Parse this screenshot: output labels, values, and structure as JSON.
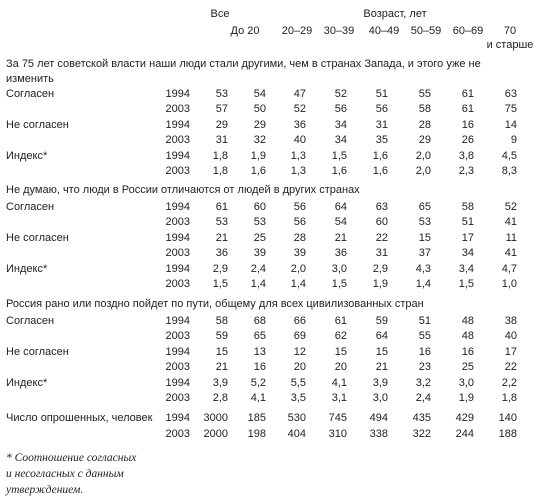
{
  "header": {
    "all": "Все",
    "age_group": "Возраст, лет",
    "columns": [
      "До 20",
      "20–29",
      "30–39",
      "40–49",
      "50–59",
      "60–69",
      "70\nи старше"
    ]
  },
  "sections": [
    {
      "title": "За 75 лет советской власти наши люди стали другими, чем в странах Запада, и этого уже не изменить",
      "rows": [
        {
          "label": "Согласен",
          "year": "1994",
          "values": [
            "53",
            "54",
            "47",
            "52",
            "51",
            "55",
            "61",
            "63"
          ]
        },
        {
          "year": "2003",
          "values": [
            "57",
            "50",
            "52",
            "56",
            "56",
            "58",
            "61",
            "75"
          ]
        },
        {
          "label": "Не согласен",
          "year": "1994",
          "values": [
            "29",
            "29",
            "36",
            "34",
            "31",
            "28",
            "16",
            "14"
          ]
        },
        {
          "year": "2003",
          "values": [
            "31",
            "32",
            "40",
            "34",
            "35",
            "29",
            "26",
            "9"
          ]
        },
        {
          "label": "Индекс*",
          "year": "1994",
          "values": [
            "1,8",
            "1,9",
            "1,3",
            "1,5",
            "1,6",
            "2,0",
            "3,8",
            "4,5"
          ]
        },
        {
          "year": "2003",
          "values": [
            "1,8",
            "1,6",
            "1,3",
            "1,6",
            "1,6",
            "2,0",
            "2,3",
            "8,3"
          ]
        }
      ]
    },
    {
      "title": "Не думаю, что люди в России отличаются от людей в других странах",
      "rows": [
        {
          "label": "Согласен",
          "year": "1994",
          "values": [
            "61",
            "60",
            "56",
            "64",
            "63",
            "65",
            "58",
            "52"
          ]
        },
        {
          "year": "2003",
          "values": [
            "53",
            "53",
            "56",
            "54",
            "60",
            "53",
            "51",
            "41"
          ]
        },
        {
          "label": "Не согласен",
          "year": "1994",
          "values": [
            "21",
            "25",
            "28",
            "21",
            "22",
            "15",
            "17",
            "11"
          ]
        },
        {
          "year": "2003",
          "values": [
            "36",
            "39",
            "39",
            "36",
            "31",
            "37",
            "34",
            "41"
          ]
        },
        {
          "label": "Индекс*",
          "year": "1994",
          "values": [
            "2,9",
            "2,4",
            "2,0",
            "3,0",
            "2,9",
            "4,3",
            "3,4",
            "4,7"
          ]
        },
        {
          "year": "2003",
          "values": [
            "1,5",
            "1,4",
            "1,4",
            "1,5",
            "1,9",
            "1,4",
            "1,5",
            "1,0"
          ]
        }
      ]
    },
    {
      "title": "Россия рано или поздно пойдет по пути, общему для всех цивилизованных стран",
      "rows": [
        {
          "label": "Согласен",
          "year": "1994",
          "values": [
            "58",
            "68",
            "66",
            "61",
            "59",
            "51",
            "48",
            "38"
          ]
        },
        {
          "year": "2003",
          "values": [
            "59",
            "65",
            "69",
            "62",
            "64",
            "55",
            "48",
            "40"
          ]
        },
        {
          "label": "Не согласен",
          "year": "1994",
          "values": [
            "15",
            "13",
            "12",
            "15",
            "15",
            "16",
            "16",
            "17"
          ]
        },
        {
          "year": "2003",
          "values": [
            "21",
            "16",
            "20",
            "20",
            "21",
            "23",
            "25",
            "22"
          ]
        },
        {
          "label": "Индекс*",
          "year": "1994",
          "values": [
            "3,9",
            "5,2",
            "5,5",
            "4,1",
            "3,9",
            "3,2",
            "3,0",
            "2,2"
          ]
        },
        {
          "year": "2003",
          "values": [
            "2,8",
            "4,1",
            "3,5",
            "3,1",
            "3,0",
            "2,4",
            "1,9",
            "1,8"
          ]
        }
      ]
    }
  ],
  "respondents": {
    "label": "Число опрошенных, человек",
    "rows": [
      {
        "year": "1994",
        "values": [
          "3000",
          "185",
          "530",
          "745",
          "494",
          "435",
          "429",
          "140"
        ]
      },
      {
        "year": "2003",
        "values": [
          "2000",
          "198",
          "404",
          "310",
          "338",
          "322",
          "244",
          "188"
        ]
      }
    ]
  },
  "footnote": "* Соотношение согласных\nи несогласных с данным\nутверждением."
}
○ ○ ○ ○ ○ ○ ○
SHORT EXERCISE: Copy out all of the material exactly as written, without its pictures.

WRITTEN REPLY:
Parse this screenshot: output labels, values, and structure as JSON.
{
  "header": {
    "all": "Все",
    "age_group": "Возраст, лет",
    "columns": [
      "До 20",
      "20–29",
      "30–39",
      "40–49",
      "50–59",
      "60–69",
      "70\nи старше"
    ]
  },
  "sections": [
    {
      "title": "За 75 лет советской власти наши люди стали другими, чем в странах Запада, и этого уже не изменить",
      "rows": [
        {
          "label": "Согласен",
          "year": "1994",
          "values": [
            "53",
            "54",
            "47",
            "52",
            "51",
            "55",
            "61",
            "63"
          ]
        },
        {
          "year": "2003",
          "values": [
            "57",
            "50",
            "52",
            "56",
            "56",
            "58",
            "61",
            "75"
          ]
        },
        {
          "label": "Не согласен",
          "year": "1994",
          "values": [
            "29",
            "29",
            "36",
            "34",
            "31",
            "28",
            "16",
            "14"
          ]
        },
        {
          "year": "2003",
          "values": [
            "31",
            "32",
            "40",
            "34",
            "35",
            "29",
            "26",
            "9"
          ]
        },
        {
          "label": "Индекс*",
          "year": "1994",
          "values": [
            "1,8",
            "1,9",
            "1,3",
            "1,5",
            "1,6",
            "2,0",
            "3,8",
            "4,5"
          ]
        },
        {
          "year": "2003",
          "values": [
            "1,8",
            "1,6",
            "1,3",
            "1,6",
            "1,6",
            "2,0",
            "2,3",
            "8,3"
          ]
        }
      ]
    },
    {
      "title": "Не думаю, что люди в России отличаются от людей в других странах",
      "rows": [
        {
          "label": "Согласен",
          "year": "1994",
          "values": [
            "61",
            "60",
            "56",
            "64",
            "63",
            "65",
            "58",
            "52"
          ]
        },
        {
          "year": "2003",
          "values": [
            "53",
            "53",
            "56",
            "54",
            "60",
            "53",
            "51",
            "41"
          ]
        },
        {
          "label": "Не согласен",
          "year": "1994",
          "values": [
            "21",
            "25",
            "28",
            "21",
            "22",
            "15",
            "17",
            "11"
          ]
        },
        {
          "year": "2003",
          "values": [
            "36",
            "39",
            "39",
            "36",
            "31",
            "37",
            "34",
            "41"
          ]
        },
        {
          "label": "Индекс*",
          "year": "1994",
          "values": [
            "2,9",
            "2,4",
            "2,0",
            "3,0",
            "2,9",
            "4,3",
            "3,4",
            "4,7"
          ]
        },
        {
          "year": "2003",
          "values": [
            "1,5",
            "1,4",
            "1,4",
            "1,5",
            "1,9",
            "1,4",
            "1,5",
            "1,0"
          ]
        }
      ]
    },
    {
      "title": "Россия рано или поздно пойдет по пути, общему для всех цивилизованных стран",
      "rows": [
        {
          "label": "Согласен",
          "year": "1994",
          "values": [
            "58",
            "68",
            "66",
            "61",
            "59",
            "51",
            "48",
            "38"
          ]
        },
        {
          "year": "2003",
          "values": [
            "59",
            "65",
            "69",
            "62",
            "64",
            "55",
            "48",
            "40"
          ]
        },
        {
          "label": "Не согласен",
          "year": "1994",
          "values": [
            "15",
            "13",
            "12",
            "15",
            "15",
            "16",
            "16",
            "17"
          ]
        },
        {
          "year": "2003",
          "values": [
            "21",
            "16",
            "20",
            "20",
            "21",
            "23",
            "25",
            "22"
          ]
        },
        {
          "label": "Индекс*",
          "year": "1994",
          "values": [
            "3,9",
            "5,2",
            "5,5",
            "4,1",
            "3,9",
            "3,2",
            "3,0",
            "2,2"
          ]
        },
        {
          "year": "2003",
          "values": [
            "2,8",
            "4,1",
            "3,5",
            "3,1",
            "3,0",
            "2,4",
            "1,9",
            "1,8"
          ]
        }
      ]
    }
  ],
  "respondents": {
    "label": "Число опрошенных, человек",
    "rows": [
      {
        "year": "1994",
        "values": [
          "3000",
          "185",
          "530",
          "745",
          "494",
          "435",
          "429",
          "140"
        ]
      },
      {
        "year": "2003",
        "values": [
          "2000",
          "198",
          "404",
          "310",
          "338",
          "322",
          "244",
          "188"
        ]
      }
    ]
  },
  "footnote": "* Соотношение согласных\nи несогласных с данным\nутверждением."
}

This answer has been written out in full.